— start of Data shown —

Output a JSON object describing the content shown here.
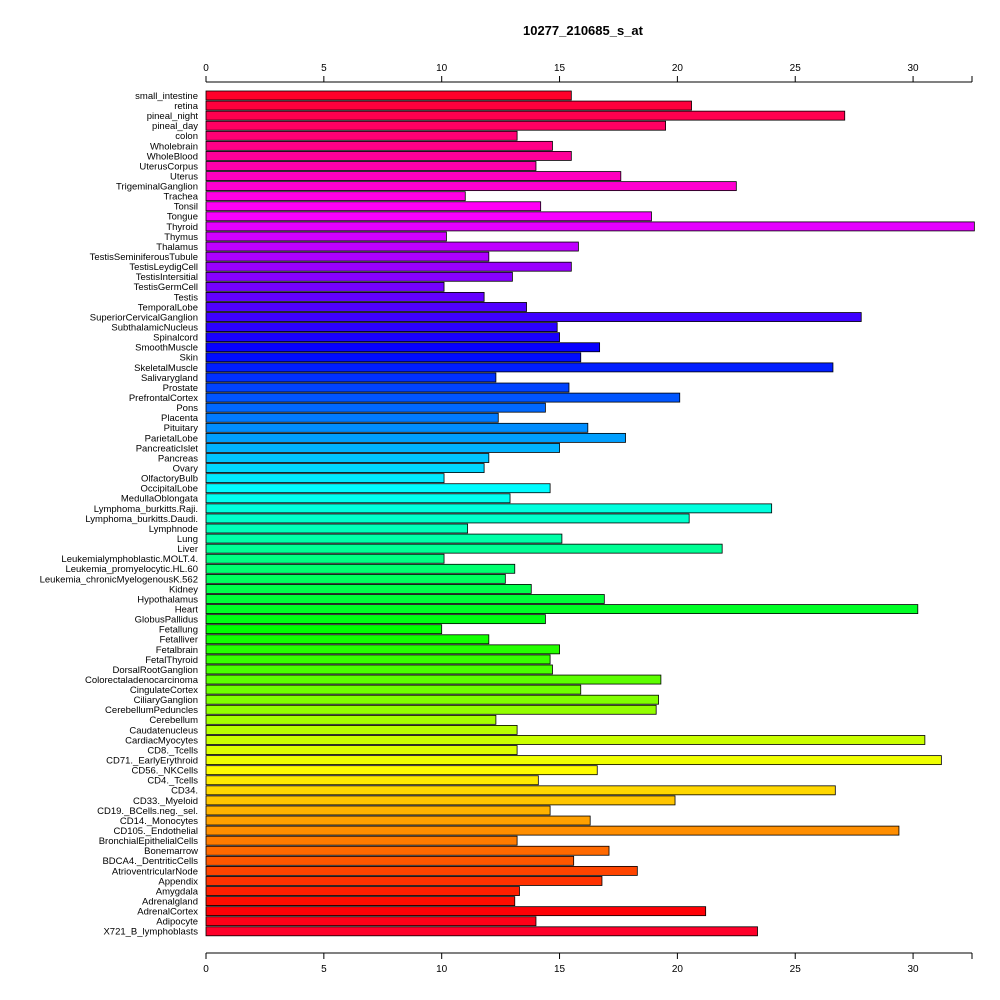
{
  "chart_data": {
    "type": "bar",
    "orientation": "horizontal",
    "title": "10277_210685_s_at",
    "xlim": [
      0,
      32.5
    ],
    "xticks": [
      0,
      5,
      10,
      15,
      20,
      25,
      30
    ],
    "grid": false,
    "categories": [
      "small_intestine",
      "retina",
      "pineal_night",
      "pineal_day",
      "colon",
      "Wholebrain",
      "WholeBlood",
      "UterusCorpus",
      "Uterus",
      "TrigeminalGanglion",
      "Trachea",
      "Tonsil",
      "Tongue",
      "Thyroid",
      "Thymus",
      "Thalamus",
      "TestisSeminiferousTubule",
      "TestisLeydigCell",
      "TestisIntersitial",
      "TestisGermCell",
      "Testis",
      "TemporalLobe",
      "SuperiorCervicalGanglion",
      "SubthalamicNucleus",
      "Spinalcord",
      "SmoothMuscle",
      "Skin",
      "SkeletalMuscle",
      "Salivarygland",
      "Prostate",
      "PrefrontalCortex",
      "Pons",
      "Placenta",
      "Pituitary",
      "ParietalLobe",
      "PancreaticIslet",
      "Pancreas",
      "Ovary",
      "OlfactoryBulb",
      "OccipitalLobe",
      "MedullaOblongata",
      "Lymphoma_burkitts.Raji.",
      "Lymphoma_burkitts.Daudi.",
      "Lymphnode",
      "Lung",
      "Liver",
      "Leukemialymphoblastic.MOLT.4.",
      "Leukemia_promyelocytic.HL.60",
      "Leukemia_chronicMyelogenousK.562",
      "Kidney",
      "Hypothalamus",
      "Heart",
      "GlobusPallidus",
      "Fetallung",
      "Fetalliver",
      "Fetalbrain",
      "FetalThyroid",
      "DorsalRootGanglion",
      "Colorectaladenocarcinoma",
      "CingulateCortex",
      "CiliaryGanglion",
      "CerebellumPeduncles",
      "Cerebellum",
      "Caudatenucleus",
      "CardiacMyocytes",
      "CD8._Tcells",
      "CD71._EarlyErythroid",
      "CD56._NKCells",
      "CD4._Tcells",
      "CD34.",
      "CD33._Myeloid",
      "CD19._BCells.neg._sel.",
      "CD14._Monocytes",
      "CD105._Endothelial",
      "BronchialEpithelialCells",
      "Bonemarrow",
      "BDCA4._DentriticCells",
      "AtrioventricularNode",
      "Appendix",
      "Amygdala",
      "Adrenalgland",
      "AdrenalCortex",
      "Adipocyte",
      "X721_B_lymphoblasts"
    ],
    "values": [
      15.5,
      20.6,
      27.1,
      19.5,
      13.2,
      14.7,
      15.5,
      14.0,
      17.6,
      22.5,
      11.0,
      14.2,
      18.9,
      32.6,
      10.2,
      15.8,
      12.0,
      15.5,
      13.0,
      10.1,
      11.8,
      13.6,
      27.8,
      14.9,
      15.0,
      16.7,
      15.9,
      26.6,
      12.3,
      15.4,
      20.1,
      14.4,
      12.4,
      16.2,
      17.8,
      15.0,
      12.0,
      11.8,
      10.1,
      14.6,
      12.9,
      24.0,
      20.5,
      11.1,
      15.1,
      21.9,
      10.1,
      13.1,
      12.7,
      13.8,
      16.9,
      30.2,
      14.4,
      10.0,
      12.0,
      15.0,
      14.6,
      14.7,
      19.3,
      15.9,
      19.2,
      19.1,
      12.3,
      13.2,
      30.5,
      13.2,
      31.2,
      16.6,
      14.1,
      26.7,
      19.9,
      14.6,
      16.3,
      29.4,
      13.2,
      17.1,
      15.6,
      18.3,
      16.8,
      13.3,
      13.1,
      21.2,
      14.0,
      23.4
    ],
    "colors": {
      "bar_outline": "#000000",
      "axis": "#000000",
      "hue_start": 350,
      "hue_end": 0,
      "hue_span": 360
    }
  }
}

— end of Data shown —

Problem requirements: Reproduce every record above exactly, omitting the pictures.

Task response:
Output a JSON object describing the content shown here.
{
  "chart_data": {
    "type": "bar",
    "orientation": "horizontal",
    "title": "10277_210685_s_at",
    "xlim": [
      0,
      32.5
    ],
    "xticks": [
      0,
      5,
      10,
      15,
      20,
      25,
      30
    ],
    "grid": false,
    "categories": [
      "small_intestine",
      "retina",
      "pineal_night",
      "pineal_day",
      "colon",
      "Wholebrain",
      "WholeBlood",
      "UterusCorpus",
      "Uterus",
      "TrigeminalGanglion",
      "Trachea",
      "Tonsil",
      "Tongue",
      "Thyroid",
      "Thymus",
      "Thalamus",
      "TestisSeminiferousTubule",
      "TestisLeydigCell",
      "TestisIntersitial",
      "TestisGermCell",
      "Testis",
      "TemporalLobe",
      "SuperiorCervicalGanglion",
      "SubthalamicNucleus",
      "Spinalcord",
      "SmoothMuscle",
      "Skin",
      "SkeletalMuscle",
      "Salivarygland",
      "Prostate",
      "PrefrontalCortex",
      "Pons",
      "Placenta",
      "Pituitary",
      "ParietalLobe",
      "PancreaticIslet",
      "Pancreas",
      "Ovary",
      "OlfactoryBulb",
      "OccipitalLobe",
      "MedullaOblongata",
      "Lymphoma_burkitts.Raji.",
      "Lymphoma_burkitts.Daudi.",
      "Lymphnode",
      "Lung",
      "Liver",
      "Leukemialymphoblastic.MOLT.4.",
      "Leukemia_promyelocytic.HL.60",
      "Leukemia_chronicMyelogenousK.562",
      "Kidney",
      "Hypothalamus",
      "Heart",
      "GlobusPallidus",
      "Fetallung",
      "Fetalliver",
      "Fetalbrain",
      "FetalThyroid",
      "DorsalRootGanglion",
      "Colorectaladenocarcinoma",
      "CingulateCortex",
      "CiliaryGanglion",
      "CerebellumPeduncles",
      "Cerebellum",
      "Caudatenucleus",
      "CardiacMyocytes",
      "CD8._Tcells",
      "CD71._EarlyErythroid",
      "CD56._NKCells",
      "CD4._Tcells",
      "CD34.",
      "CD33._Myeloid",
      "CD19._BCells.neg._sel.",
      "CD14._Monocytes",
      "CD105._Endothelial",
      "BronchialEpithelialCells",
      "Bonemarrow",
      "BDCA4._DentriticCells",
      "AtrioventricularNode",
      "Appendix",
      "Amygdala",
      "Adrenalgland",
      "AdrenalCortex",
      "Adipocyte",
      "X721_B_lymphoblasts"
    ],
    "values": [
      15.5,
      20.6,
      27.1,
      19.5,
      13.2,
      14.7,
      15.5,
      14.0,
      17.6,
      22.5,
      11.0,
      14.2,
      18.9,
      32.6,
      10.2,
      15.8,
      12.0,
      15.5,
      13.0,
      10.1,
      11.8,
      13.6,
      27.8,
      14.9,
      15.0,
      16.7,
      15.9,
      26.6,
      12.3,
      15.4,
      20.1,
      14.4,
      12.4,
      16.2,
      17.8,
      15.0,
      12.0,
      11.8,
      10.1,
      14.6,
      12.9,
      24.0,
      20.5,
      11.1,
      15.1,
      21.9,
      10.1,
      13.1,
      12.7,
      13.8,
      16.9,
      30.2,
      14.4,
      10.0,
      12.0,
      15.0,
      14.6,
      14.7,
      19.3,
      15.9,
      19.2,
      19.1,
      12.3,
      13.2,
      30.5,
      13.2,
      31.2,
      16.6,
      14.1,
      26.7,
      19.9,
      14.6,
      16.3,
      29.4,
      13.2,
      17.1,
      15.6,
      18.3,
      16.8,
      13.3,
      13.1,
      21.2,
      14.0,
      23.4
    ],
    "colors": {
      "bar_outline": "#000000",
      "axis": "#000000",
      "hue_start": 350,
      "hue_end": 0,
      "hue_span": 360
    }
  }
}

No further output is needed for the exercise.